> YOUR OBJECTIVE: Filter the entries, keeping every line with the word "this".

> EXERCISE DATA:
_ _ _ _ _ _ _

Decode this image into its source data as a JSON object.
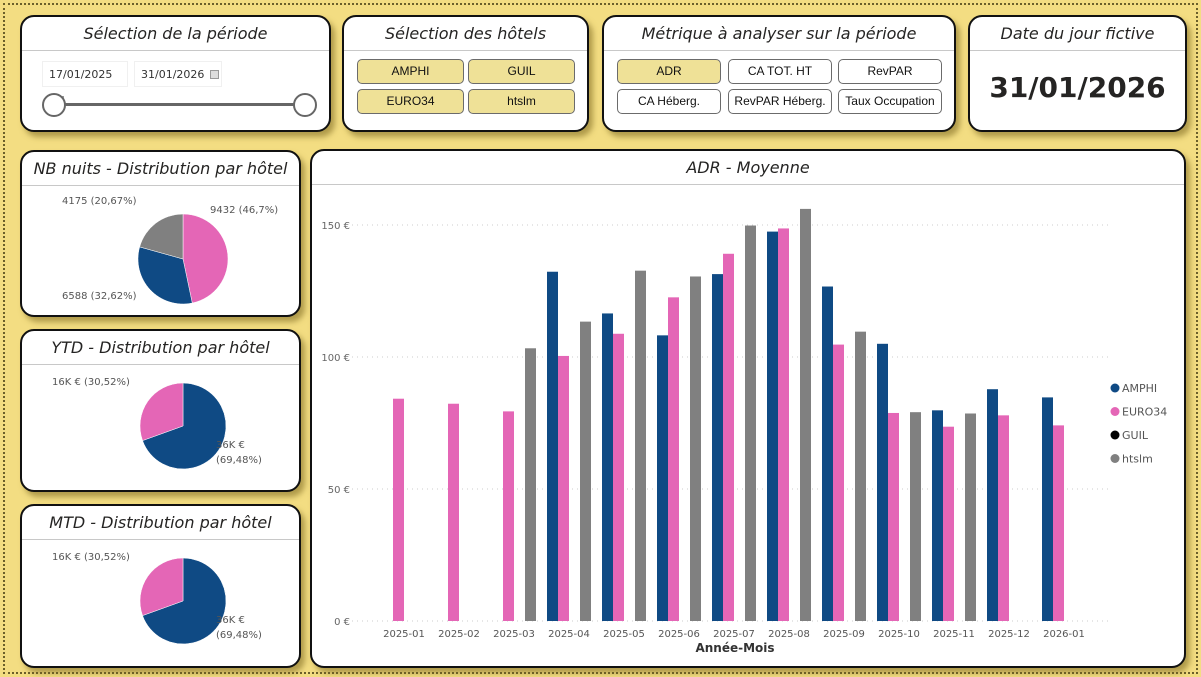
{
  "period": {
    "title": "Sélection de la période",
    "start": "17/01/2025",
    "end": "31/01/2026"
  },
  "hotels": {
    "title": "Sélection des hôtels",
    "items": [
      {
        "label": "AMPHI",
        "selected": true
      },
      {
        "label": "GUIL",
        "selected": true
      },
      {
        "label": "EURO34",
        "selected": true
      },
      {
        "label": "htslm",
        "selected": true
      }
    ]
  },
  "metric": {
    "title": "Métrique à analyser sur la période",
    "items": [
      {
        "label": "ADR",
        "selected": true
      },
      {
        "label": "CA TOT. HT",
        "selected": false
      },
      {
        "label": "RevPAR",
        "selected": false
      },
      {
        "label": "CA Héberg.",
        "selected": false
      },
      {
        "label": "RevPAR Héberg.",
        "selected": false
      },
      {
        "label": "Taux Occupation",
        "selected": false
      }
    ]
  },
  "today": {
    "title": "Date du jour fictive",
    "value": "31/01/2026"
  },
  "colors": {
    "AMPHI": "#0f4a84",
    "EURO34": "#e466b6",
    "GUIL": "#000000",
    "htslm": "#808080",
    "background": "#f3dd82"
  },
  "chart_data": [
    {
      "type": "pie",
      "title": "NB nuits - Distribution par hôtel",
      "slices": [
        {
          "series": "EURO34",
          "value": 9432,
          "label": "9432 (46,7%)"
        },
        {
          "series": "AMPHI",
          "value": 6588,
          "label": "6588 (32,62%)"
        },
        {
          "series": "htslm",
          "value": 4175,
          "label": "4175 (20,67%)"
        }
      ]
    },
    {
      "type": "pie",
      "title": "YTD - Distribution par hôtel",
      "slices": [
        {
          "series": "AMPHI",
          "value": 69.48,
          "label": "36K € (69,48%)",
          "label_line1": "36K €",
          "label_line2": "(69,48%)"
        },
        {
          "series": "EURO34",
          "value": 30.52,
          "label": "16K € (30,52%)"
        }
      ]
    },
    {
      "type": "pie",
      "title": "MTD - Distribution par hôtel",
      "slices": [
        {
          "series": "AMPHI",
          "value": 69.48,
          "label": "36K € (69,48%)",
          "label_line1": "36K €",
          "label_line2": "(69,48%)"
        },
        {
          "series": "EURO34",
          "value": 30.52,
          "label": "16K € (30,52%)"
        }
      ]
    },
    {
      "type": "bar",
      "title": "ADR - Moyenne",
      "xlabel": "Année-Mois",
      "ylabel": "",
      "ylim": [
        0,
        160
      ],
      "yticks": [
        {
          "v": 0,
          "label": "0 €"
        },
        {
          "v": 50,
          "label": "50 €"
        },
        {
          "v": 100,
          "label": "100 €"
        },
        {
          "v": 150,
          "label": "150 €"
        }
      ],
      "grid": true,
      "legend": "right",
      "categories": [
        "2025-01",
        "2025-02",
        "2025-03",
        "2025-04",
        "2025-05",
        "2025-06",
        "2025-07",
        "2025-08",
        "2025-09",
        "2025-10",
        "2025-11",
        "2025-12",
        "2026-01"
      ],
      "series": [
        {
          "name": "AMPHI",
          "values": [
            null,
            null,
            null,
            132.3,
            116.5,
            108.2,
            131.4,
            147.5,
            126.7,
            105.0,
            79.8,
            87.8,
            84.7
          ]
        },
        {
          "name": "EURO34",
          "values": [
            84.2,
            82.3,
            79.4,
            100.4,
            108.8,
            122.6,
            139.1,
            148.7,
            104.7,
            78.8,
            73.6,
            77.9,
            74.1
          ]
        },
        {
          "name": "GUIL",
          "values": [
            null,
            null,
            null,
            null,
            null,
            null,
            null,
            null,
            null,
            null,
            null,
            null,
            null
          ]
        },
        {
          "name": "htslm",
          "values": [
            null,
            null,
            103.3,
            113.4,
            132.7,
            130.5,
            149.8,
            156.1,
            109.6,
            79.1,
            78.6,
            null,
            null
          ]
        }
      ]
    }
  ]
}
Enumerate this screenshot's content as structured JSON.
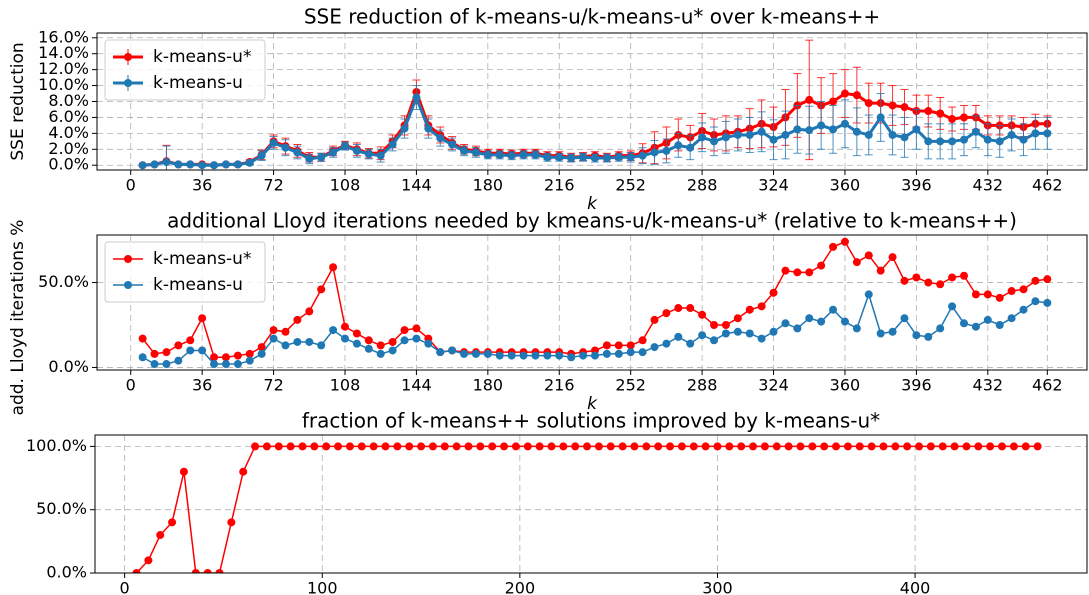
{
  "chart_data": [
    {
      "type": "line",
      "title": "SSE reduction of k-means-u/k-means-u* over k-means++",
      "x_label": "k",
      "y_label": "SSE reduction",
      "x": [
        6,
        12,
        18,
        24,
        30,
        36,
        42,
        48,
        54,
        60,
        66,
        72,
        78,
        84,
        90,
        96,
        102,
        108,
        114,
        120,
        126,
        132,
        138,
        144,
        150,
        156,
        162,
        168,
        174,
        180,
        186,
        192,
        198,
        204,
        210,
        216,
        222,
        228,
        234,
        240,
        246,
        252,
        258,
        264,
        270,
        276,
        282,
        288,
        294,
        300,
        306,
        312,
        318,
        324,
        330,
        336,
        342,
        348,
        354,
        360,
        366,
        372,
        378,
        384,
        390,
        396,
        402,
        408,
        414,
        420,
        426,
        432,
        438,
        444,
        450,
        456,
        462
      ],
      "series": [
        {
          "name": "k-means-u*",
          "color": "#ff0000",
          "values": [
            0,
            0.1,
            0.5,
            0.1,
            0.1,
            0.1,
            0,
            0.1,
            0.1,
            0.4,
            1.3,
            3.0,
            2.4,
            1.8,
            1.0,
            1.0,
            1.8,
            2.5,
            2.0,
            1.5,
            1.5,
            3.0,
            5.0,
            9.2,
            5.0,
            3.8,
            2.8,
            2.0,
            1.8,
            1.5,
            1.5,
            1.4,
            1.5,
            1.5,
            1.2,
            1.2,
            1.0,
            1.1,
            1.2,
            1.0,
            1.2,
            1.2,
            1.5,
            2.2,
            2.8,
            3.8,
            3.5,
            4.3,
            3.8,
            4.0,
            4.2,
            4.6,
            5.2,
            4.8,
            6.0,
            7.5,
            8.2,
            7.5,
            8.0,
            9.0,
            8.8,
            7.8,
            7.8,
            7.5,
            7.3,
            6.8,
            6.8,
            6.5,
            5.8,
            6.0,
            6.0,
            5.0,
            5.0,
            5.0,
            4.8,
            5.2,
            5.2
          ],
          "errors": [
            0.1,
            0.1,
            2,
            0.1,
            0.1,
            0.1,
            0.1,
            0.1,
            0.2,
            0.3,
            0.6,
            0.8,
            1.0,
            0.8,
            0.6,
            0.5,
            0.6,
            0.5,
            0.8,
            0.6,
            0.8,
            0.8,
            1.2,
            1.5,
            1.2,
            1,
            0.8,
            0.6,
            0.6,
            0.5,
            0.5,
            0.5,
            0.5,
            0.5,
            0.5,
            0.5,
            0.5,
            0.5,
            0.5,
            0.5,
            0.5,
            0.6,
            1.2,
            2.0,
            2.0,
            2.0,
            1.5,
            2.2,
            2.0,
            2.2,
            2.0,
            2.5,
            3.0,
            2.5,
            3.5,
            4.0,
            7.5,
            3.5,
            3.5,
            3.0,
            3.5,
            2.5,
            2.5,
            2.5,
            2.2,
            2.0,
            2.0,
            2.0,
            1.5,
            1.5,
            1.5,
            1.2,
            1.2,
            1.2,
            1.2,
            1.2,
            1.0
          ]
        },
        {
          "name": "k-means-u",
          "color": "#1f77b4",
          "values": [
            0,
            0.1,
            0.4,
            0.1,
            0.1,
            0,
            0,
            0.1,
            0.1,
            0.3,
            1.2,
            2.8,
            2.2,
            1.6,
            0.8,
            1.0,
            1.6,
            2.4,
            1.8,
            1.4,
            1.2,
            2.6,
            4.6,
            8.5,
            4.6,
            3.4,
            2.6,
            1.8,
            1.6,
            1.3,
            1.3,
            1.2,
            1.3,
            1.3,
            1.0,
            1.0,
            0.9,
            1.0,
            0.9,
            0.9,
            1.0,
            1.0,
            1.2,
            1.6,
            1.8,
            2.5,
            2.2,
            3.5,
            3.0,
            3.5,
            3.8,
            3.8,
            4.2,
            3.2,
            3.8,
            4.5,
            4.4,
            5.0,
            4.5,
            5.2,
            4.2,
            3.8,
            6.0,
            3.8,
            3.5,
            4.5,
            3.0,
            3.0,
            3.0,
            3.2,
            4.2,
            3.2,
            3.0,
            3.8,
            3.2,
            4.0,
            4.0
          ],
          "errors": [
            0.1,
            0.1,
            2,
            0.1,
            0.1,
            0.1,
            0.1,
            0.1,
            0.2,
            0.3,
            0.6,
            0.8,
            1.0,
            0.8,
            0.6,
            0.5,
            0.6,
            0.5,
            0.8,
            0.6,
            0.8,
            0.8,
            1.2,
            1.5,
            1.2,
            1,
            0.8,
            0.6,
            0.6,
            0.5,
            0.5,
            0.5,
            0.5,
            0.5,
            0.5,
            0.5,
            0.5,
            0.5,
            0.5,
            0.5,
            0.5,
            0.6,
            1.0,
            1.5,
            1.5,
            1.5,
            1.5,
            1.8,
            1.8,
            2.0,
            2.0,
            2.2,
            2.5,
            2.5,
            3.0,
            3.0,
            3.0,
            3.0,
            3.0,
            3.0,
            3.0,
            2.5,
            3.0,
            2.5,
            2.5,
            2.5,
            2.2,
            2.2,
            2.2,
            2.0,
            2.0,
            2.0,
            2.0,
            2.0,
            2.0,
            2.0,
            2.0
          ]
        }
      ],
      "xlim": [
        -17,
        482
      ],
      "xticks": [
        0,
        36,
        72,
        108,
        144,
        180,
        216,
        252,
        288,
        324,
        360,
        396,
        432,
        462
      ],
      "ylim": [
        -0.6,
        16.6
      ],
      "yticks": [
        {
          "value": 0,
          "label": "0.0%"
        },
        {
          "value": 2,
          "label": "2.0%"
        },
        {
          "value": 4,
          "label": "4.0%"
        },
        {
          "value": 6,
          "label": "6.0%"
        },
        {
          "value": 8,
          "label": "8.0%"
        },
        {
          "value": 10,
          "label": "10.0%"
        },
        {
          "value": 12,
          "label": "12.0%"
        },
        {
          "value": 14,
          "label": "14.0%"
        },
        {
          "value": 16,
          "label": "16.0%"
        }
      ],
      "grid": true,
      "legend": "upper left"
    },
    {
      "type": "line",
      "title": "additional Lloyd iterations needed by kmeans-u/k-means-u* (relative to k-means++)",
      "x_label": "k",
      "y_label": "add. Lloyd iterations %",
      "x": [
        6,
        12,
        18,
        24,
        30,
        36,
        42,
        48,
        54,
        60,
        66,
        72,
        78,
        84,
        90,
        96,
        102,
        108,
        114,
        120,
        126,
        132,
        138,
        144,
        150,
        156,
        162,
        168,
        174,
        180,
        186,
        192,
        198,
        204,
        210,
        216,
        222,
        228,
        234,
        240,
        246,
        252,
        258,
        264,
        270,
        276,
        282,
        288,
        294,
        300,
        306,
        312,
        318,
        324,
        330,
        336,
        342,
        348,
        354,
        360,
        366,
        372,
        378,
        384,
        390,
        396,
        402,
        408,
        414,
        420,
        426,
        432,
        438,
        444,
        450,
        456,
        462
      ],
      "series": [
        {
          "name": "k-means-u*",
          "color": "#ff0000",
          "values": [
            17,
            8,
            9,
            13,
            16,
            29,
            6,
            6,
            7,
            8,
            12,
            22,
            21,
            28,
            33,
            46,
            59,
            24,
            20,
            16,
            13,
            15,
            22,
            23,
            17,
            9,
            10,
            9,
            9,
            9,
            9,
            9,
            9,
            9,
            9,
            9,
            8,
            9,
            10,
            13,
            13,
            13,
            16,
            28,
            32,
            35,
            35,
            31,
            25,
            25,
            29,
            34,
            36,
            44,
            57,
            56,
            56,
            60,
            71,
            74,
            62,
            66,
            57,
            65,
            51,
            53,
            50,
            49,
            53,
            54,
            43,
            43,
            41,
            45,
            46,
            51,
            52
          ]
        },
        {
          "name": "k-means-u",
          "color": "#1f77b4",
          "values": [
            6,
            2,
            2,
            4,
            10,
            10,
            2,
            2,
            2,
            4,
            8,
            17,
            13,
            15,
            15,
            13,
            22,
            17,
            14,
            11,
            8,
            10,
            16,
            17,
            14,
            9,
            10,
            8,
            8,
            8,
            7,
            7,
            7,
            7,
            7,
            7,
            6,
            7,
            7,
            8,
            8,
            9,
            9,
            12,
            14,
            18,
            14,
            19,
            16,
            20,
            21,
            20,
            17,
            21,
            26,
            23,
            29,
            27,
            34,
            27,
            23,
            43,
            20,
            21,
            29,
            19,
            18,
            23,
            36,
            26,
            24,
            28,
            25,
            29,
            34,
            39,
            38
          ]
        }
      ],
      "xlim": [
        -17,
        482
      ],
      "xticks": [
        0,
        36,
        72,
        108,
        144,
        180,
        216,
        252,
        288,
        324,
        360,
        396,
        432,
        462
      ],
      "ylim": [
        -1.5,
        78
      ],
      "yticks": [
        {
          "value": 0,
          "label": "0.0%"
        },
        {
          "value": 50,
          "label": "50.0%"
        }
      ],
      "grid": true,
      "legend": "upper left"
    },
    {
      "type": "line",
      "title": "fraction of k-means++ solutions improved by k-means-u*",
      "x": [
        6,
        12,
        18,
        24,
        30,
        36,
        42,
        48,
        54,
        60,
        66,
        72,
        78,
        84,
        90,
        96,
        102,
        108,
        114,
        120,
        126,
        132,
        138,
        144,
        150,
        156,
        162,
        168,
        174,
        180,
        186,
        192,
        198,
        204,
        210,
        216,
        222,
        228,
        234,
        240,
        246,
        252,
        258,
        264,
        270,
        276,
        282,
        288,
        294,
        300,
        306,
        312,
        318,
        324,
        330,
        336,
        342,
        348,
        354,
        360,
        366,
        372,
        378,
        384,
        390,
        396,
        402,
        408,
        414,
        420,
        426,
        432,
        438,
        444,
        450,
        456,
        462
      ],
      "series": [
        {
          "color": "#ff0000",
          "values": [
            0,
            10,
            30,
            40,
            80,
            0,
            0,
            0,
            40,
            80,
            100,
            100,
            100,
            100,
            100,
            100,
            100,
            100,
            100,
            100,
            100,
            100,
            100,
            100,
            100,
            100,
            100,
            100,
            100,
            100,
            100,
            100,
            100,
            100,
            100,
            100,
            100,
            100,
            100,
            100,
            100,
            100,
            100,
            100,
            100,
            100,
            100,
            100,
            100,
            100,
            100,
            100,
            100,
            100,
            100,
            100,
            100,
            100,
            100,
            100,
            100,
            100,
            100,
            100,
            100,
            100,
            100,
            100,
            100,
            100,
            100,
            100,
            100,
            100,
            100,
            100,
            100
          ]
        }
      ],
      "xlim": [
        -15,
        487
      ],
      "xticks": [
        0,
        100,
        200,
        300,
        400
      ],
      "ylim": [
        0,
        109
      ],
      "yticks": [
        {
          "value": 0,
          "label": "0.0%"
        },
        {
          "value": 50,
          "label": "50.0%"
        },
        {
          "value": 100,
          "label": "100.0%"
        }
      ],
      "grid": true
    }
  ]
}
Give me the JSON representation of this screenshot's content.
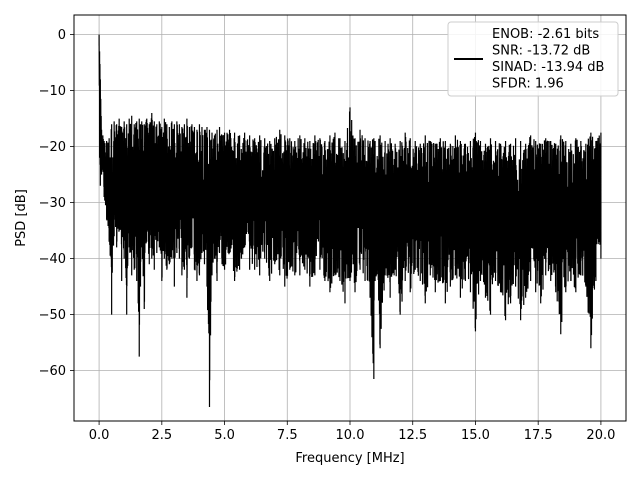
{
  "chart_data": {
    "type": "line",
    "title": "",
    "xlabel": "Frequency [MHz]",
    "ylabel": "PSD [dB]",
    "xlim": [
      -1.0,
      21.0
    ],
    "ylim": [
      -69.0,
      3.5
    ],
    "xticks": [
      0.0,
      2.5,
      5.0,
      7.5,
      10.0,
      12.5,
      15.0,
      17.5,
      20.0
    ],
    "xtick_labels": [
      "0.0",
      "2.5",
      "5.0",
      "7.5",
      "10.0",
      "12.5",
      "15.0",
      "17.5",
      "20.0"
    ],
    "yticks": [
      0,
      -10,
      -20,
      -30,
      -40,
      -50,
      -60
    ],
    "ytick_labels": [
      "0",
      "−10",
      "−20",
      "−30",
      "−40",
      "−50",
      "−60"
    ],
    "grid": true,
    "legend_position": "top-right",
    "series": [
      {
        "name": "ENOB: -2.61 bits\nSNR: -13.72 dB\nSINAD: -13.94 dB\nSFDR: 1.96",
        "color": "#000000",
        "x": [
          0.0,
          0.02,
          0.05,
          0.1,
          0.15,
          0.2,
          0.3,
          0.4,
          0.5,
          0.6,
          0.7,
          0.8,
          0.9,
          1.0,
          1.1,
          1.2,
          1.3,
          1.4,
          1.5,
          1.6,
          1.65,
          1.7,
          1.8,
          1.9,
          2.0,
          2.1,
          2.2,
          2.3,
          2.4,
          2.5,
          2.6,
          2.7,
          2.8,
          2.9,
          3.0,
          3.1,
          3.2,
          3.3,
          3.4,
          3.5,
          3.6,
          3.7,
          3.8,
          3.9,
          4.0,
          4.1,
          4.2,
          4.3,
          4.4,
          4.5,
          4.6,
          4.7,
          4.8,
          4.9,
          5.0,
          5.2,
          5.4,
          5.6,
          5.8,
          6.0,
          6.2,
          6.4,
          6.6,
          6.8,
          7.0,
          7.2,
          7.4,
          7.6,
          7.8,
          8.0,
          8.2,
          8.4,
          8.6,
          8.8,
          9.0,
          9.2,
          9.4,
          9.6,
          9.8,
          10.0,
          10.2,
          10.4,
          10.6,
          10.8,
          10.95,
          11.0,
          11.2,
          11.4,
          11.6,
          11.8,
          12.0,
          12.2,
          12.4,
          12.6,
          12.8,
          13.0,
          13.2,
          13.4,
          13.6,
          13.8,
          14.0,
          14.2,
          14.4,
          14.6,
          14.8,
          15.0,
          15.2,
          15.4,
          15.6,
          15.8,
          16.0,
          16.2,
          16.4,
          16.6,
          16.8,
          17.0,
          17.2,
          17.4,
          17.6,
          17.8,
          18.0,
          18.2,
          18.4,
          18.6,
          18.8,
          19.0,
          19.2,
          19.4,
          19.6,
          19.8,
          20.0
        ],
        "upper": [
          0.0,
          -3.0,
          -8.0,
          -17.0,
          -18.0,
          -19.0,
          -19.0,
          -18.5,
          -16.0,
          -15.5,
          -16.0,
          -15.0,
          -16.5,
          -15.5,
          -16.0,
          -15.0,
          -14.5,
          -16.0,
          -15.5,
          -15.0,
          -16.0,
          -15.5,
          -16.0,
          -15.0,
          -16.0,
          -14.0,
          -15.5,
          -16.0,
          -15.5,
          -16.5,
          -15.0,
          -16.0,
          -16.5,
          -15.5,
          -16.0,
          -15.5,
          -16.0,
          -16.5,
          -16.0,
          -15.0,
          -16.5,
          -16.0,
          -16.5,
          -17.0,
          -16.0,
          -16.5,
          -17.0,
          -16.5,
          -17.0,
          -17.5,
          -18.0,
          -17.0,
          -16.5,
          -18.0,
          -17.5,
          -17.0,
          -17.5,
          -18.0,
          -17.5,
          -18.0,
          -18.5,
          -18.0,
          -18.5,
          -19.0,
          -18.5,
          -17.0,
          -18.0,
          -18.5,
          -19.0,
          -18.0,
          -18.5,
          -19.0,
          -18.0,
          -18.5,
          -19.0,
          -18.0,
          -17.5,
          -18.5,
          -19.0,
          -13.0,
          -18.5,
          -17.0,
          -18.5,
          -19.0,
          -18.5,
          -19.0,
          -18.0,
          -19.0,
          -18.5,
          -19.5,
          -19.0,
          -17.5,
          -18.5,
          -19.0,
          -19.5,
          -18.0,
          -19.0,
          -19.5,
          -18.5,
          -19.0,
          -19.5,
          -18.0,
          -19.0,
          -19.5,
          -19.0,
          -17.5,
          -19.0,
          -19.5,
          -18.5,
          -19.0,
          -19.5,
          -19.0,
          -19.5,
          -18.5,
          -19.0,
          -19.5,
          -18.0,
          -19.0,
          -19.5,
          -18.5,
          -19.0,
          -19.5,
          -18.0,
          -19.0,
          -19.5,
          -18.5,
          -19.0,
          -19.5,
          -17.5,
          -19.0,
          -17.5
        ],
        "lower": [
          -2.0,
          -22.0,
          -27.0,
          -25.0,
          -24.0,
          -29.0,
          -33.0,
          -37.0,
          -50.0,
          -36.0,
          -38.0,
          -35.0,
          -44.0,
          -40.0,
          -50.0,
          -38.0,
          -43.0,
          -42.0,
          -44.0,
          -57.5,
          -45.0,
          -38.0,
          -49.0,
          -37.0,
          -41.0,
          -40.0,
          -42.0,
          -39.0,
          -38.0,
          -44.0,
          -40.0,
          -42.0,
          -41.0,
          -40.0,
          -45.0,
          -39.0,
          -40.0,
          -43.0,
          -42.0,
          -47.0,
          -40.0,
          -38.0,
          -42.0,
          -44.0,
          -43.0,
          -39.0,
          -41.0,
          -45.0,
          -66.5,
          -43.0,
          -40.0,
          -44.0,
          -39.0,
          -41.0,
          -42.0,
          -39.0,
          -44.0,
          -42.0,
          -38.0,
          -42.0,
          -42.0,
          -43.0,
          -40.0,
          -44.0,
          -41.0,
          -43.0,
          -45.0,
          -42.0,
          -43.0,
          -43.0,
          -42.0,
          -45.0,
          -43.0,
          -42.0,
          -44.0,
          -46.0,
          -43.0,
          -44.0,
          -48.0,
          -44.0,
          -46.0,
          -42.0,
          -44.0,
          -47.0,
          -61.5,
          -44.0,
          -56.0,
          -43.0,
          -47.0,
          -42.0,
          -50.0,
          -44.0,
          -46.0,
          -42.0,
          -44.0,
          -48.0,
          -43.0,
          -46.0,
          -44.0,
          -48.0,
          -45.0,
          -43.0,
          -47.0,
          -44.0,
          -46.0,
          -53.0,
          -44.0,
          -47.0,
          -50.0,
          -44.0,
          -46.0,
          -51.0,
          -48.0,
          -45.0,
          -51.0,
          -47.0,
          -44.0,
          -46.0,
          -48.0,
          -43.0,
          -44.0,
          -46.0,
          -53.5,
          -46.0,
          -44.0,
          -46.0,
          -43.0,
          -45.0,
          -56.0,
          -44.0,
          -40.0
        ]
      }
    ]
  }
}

_ _ _ _ _ _ _

> TASK OUTPUT:
Decode this image into its source data as a JSON object.
Enumerate this screenshot's content as structured JSON.
Give me the JSON representation of this screenshot's content.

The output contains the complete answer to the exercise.